(Collected data)
__________

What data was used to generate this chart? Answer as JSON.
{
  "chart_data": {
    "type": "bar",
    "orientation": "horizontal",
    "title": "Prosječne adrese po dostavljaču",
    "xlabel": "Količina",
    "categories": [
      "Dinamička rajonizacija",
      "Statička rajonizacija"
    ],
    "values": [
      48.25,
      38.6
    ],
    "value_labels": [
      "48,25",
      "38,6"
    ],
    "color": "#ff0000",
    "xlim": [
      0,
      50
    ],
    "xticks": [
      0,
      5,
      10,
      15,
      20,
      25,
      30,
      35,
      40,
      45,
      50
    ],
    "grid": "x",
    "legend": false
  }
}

__________

Copy out the full listing exactly.

■ **Written response**
What data was used to generate this chart? Answer as JSON.
{
  "chart_data": {
    "type": "bar",
    "orientation": "horizontal",
    "title": "Prosječne adrese po dostavljaču",
    "xlabel": "Količina",
    "categories": [
      "Dinamička rajonizacija",
      "Statička rajonizacija"
    ],
    "values": [
      48.25,
      38.6
    ],
    "value_labels": [
      "48,25",
      "38,6"
    ],
    "color": "#ff0000",
    "xlim": [
      0,
      50
    ],
    "xticks": [
      0,
      5,
      10,
      15,
      20,
      25,
      30,
      35,
      40,
      45,
      50
    ],
    "grid": "x",
    "legend": false
  }
}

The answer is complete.